§ THE EXERCISE:
In the material below, find every line with "History" and pull it out.

§ MATERIAL SHOWN:
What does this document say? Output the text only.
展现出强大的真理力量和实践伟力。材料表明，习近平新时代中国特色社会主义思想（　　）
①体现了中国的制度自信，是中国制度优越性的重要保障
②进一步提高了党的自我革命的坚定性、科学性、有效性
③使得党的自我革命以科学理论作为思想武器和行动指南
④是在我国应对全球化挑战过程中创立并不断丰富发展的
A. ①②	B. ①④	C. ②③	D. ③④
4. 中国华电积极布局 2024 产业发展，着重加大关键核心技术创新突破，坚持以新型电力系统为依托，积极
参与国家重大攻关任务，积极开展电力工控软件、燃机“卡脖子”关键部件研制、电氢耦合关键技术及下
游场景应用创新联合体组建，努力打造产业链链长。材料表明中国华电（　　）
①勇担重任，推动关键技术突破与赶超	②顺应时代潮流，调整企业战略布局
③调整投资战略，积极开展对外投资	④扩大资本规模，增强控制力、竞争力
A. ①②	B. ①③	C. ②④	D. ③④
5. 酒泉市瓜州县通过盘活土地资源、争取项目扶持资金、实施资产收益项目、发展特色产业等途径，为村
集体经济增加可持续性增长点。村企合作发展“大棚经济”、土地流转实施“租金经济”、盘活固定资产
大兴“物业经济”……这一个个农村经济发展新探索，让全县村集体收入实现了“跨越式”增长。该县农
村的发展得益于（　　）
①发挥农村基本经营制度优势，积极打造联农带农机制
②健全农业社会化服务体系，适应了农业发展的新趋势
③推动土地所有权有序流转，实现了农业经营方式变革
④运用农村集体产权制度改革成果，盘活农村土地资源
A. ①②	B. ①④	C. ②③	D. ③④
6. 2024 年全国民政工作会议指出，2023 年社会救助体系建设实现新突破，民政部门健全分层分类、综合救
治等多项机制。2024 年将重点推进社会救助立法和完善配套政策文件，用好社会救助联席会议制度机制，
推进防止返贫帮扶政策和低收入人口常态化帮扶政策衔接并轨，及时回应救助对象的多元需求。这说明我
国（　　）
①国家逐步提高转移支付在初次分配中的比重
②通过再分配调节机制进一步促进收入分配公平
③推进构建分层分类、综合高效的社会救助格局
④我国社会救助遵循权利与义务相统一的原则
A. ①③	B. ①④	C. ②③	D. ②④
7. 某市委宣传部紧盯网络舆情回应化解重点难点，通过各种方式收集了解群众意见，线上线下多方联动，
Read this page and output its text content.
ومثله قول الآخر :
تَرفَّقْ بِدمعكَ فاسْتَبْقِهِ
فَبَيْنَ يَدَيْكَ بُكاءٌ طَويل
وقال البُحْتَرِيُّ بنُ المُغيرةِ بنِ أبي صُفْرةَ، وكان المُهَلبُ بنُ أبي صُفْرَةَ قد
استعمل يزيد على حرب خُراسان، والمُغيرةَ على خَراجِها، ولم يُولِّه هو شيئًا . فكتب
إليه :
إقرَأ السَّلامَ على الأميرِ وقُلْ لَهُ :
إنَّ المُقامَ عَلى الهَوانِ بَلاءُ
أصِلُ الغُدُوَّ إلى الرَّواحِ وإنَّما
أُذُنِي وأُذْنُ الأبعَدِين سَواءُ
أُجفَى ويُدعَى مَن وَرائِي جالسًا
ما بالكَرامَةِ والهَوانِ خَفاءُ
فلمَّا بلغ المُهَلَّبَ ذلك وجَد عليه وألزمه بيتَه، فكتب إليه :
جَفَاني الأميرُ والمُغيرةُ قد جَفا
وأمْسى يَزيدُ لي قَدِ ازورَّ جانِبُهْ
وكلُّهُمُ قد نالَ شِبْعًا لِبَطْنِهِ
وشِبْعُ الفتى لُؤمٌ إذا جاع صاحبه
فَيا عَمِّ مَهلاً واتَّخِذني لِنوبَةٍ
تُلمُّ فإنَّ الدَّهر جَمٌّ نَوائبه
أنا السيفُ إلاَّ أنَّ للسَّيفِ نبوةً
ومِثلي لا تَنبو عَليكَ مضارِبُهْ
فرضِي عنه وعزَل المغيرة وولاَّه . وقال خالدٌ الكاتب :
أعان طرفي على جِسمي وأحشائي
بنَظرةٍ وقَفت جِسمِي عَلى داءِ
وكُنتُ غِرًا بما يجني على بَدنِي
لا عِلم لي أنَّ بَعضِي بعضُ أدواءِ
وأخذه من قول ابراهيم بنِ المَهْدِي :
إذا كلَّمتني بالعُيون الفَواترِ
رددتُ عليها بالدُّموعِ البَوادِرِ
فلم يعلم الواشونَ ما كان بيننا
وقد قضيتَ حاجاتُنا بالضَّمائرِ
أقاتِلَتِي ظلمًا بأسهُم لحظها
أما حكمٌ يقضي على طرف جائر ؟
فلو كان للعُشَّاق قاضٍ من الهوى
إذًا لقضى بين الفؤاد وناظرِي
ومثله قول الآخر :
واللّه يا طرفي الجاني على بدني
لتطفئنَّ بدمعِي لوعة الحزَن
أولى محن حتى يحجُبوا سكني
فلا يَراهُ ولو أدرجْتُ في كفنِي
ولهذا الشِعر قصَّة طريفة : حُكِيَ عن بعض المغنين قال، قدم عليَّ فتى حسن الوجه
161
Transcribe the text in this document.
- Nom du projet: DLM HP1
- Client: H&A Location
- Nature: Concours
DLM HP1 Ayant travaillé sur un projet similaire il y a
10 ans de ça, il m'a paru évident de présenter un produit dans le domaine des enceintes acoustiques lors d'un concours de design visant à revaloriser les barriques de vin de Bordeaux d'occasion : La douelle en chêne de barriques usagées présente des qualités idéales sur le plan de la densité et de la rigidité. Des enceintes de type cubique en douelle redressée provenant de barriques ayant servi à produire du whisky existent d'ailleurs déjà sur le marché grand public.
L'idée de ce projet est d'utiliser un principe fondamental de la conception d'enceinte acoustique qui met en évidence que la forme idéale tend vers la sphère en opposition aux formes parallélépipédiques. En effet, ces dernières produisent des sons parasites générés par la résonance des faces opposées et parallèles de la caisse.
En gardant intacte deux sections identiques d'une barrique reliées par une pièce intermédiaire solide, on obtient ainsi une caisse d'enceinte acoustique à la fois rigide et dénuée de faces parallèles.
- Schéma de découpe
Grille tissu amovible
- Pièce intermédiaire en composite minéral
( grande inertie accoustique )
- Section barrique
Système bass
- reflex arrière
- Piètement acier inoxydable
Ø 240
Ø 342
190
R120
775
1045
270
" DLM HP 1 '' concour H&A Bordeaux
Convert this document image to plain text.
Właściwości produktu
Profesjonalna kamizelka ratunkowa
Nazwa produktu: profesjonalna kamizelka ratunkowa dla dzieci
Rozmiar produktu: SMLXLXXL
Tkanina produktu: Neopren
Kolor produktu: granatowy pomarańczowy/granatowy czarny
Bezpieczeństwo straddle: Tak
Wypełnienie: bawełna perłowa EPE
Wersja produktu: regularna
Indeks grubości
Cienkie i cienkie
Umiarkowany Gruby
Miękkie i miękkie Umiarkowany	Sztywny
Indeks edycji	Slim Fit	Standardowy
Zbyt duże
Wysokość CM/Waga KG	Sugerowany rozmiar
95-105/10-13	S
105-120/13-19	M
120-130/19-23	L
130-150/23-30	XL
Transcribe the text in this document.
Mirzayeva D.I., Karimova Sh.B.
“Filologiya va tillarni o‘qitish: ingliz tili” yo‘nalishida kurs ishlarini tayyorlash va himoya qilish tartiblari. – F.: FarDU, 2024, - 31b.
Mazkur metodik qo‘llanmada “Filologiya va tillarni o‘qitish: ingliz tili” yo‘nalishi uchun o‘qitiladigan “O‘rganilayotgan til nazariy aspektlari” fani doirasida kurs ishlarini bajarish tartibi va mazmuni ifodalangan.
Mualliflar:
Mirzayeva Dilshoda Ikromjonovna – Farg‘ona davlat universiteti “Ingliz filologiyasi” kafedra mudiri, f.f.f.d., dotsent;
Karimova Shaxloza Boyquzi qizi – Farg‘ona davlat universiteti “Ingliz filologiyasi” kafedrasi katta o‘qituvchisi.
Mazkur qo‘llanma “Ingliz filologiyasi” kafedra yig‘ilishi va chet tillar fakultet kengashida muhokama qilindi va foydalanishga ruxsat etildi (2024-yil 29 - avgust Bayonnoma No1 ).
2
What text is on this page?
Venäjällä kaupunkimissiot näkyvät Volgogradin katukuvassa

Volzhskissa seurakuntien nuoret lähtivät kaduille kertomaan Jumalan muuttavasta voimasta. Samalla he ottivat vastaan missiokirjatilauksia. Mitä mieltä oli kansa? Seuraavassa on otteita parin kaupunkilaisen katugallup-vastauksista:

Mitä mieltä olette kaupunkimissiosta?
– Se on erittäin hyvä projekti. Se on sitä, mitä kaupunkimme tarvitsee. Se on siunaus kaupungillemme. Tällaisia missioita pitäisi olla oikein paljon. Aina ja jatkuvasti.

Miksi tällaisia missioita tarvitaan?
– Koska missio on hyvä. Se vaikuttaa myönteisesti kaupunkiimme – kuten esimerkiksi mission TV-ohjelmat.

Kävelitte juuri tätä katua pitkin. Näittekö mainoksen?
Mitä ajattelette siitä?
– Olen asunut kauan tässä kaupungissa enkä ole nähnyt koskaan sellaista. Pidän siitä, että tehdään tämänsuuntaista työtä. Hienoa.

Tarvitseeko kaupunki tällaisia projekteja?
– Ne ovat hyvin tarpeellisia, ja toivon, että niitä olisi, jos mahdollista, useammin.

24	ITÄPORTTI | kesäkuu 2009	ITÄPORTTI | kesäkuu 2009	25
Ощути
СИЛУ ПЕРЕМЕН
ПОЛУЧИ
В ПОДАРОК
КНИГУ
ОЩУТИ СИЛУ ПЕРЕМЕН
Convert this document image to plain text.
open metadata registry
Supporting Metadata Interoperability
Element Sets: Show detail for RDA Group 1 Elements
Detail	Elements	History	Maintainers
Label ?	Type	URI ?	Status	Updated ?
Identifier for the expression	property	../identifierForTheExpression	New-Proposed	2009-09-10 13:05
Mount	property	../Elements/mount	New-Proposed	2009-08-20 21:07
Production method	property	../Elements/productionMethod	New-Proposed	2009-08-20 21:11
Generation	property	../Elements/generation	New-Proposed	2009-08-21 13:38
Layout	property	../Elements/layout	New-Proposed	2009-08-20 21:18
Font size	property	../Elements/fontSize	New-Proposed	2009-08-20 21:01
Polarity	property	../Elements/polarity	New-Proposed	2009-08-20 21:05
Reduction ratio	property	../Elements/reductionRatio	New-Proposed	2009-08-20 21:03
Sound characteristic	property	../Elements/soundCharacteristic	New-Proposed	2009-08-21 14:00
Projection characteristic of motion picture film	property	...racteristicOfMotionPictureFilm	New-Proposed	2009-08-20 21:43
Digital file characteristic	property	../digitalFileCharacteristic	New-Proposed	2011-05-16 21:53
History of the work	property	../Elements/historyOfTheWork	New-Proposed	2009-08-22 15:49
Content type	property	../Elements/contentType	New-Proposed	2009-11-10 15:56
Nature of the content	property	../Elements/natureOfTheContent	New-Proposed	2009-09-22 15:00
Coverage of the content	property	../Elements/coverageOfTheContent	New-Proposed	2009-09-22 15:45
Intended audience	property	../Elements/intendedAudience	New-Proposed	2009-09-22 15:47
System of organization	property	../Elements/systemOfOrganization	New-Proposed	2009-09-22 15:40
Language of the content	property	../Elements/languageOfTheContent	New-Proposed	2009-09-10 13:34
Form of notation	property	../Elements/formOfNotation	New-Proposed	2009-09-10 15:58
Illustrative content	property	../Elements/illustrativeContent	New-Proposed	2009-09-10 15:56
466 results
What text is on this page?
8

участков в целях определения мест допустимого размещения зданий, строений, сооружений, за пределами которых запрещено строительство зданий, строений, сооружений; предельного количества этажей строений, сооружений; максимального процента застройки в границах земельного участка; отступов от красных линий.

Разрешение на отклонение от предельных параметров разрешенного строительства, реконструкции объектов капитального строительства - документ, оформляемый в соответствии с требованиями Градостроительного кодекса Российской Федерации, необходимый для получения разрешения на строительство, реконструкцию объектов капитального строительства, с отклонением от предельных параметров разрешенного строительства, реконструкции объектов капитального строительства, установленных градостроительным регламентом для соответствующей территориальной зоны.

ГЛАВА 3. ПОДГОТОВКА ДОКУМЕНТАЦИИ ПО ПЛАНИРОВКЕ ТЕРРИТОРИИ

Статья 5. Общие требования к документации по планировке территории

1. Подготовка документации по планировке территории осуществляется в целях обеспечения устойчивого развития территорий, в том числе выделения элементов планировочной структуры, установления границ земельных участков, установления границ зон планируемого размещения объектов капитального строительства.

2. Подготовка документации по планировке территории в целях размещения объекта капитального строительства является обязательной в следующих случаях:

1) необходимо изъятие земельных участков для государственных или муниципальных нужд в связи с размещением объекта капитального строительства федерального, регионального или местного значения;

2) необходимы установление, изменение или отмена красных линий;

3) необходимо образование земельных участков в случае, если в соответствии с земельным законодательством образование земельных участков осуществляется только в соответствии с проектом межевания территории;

§ REPLY TO THE EXERCISE:
Detail	Elements	History	Maintainers
History of the work	property	../Elements/historyOfTheWork	New-Proposed	2009-08-22 15:49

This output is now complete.